What to do: Of all the lines in the records below, how many hold the word "better"? Give the number alone.

Data items:

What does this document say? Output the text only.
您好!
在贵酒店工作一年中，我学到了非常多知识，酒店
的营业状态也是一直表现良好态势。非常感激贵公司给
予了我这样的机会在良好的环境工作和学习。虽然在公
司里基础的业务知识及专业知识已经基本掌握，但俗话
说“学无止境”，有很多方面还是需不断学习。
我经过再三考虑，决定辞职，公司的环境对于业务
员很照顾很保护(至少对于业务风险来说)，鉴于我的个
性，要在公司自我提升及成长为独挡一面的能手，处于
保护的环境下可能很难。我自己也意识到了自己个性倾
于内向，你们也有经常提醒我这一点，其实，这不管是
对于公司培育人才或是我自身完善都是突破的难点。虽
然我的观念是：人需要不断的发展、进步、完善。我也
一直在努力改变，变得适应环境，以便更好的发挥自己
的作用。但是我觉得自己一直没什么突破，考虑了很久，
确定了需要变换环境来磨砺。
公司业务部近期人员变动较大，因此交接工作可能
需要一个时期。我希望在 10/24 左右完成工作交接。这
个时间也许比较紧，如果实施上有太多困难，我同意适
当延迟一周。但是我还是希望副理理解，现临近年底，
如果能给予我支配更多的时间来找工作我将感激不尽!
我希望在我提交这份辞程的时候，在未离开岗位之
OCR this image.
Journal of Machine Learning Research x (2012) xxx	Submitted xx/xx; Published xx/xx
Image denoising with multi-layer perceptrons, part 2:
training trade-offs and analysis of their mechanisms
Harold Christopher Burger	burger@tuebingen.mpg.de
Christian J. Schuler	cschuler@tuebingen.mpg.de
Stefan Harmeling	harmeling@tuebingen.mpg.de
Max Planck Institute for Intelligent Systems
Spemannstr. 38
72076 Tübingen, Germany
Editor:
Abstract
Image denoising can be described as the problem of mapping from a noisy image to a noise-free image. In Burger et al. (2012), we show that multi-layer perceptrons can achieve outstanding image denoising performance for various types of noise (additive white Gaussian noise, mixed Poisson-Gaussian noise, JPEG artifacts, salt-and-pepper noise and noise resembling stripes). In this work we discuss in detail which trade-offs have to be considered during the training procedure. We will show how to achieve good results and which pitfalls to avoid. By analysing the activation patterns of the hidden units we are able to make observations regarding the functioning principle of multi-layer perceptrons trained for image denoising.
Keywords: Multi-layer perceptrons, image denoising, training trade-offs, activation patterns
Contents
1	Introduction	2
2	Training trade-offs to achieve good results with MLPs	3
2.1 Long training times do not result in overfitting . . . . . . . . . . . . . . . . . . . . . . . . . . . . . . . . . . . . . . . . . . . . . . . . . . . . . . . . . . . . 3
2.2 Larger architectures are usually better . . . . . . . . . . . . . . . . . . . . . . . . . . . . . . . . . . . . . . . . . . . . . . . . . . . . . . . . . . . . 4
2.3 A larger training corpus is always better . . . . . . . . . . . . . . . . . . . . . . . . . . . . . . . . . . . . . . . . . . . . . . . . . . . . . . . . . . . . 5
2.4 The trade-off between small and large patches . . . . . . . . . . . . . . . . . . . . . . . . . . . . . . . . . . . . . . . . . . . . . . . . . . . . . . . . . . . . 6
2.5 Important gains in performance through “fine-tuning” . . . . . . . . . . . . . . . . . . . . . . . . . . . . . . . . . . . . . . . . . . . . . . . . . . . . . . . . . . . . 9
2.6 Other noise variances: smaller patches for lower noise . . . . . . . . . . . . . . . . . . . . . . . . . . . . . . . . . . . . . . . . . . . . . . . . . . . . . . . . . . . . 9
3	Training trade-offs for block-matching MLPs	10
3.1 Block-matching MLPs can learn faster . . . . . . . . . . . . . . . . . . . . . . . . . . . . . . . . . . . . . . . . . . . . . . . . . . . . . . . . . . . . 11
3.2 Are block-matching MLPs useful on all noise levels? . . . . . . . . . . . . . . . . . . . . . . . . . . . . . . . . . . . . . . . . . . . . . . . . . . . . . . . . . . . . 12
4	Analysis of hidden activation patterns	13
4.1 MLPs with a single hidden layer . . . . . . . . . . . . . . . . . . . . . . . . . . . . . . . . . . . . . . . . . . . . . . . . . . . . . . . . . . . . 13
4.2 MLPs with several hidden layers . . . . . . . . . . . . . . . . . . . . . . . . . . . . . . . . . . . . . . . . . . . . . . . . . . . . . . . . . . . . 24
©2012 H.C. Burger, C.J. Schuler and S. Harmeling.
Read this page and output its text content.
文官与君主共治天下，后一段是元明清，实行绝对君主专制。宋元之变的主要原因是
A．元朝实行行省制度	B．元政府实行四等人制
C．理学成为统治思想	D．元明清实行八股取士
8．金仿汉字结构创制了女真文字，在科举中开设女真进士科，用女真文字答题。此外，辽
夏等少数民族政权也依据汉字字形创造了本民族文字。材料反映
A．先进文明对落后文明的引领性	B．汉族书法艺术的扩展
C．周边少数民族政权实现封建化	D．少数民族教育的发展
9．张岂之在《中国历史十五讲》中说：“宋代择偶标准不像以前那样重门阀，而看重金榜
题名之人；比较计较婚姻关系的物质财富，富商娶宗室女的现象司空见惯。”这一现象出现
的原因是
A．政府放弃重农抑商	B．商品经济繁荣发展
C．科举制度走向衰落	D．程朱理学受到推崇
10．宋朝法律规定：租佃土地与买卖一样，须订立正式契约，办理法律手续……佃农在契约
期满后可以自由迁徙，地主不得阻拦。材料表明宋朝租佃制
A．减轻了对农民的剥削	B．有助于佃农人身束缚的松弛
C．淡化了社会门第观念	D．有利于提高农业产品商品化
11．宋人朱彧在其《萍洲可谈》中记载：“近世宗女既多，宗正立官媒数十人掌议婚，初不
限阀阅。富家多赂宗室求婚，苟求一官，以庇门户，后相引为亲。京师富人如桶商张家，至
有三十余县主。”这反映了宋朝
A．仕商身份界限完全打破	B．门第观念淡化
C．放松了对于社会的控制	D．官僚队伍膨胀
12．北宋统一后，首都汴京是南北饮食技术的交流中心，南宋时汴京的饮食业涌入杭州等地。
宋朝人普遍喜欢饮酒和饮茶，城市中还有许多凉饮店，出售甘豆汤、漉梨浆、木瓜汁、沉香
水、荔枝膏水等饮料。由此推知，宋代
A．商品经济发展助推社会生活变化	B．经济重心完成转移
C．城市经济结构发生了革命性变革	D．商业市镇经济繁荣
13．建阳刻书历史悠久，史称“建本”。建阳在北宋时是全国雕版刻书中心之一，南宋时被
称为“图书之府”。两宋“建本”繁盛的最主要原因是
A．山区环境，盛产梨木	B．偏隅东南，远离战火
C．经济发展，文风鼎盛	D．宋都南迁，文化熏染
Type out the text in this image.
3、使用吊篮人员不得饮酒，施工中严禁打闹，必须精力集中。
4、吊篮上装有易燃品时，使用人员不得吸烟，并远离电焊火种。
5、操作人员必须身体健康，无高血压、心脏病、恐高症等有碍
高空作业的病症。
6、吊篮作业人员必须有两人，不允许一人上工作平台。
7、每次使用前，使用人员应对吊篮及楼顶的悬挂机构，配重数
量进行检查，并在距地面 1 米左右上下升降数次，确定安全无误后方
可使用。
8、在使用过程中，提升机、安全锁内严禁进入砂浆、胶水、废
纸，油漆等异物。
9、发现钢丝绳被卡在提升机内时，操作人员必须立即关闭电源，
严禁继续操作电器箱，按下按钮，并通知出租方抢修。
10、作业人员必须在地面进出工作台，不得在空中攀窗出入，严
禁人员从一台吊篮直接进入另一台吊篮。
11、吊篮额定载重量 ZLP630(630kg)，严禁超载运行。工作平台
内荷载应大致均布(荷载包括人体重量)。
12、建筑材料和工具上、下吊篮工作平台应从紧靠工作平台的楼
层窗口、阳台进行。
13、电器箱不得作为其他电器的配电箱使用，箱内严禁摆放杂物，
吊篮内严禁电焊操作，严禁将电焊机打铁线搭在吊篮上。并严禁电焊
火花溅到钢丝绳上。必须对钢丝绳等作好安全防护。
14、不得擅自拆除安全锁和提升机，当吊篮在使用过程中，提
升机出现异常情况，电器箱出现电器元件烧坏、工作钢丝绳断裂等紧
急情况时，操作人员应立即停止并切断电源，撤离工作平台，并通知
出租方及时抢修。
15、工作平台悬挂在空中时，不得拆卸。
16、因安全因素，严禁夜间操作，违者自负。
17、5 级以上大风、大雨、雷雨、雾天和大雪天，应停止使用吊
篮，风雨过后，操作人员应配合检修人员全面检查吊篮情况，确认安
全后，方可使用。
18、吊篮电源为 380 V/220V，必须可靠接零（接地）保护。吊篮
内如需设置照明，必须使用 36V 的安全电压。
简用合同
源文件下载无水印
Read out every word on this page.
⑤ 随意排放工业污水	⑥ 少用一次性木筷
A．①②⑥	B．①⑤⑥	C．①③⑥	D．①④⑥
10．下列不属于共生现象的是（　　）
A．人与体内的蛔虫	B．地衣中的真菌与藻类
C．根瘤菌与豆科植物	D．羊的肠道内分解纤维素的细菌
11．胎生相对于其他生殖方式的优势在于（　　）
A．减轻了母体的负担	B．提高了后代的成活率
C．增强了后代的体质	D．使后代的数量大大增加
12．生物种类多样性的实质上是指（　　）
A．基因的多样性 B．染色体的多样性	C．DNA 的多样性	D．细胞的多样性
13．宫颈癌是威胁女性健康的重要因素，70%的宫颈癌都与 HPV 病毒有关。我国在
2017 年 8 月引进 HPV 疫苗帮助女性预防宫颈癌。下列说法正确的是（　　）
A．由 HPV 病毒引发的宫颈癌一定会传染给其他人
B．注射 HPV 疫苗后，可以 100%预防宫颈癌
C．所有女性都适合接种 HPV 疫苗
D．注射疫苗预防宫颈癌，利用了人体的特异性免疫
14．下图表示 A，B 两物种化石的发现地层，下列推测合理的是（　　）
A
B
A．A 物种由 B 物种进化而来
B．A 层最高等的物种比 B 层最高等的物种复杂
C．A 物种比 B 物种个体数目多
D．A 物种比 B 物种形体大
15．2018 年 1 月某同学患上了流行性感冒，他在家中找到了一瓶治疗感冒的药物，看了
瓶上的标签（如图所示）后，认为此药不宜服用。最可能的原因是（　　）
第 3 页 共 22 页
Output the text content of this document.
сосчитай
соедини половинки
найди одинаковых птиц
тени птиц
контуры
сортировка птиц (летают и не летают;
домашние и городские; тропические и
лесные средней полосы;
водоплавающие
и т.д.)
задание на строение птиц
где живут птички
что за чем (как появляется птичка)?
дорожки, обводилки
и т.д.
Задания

The result: 2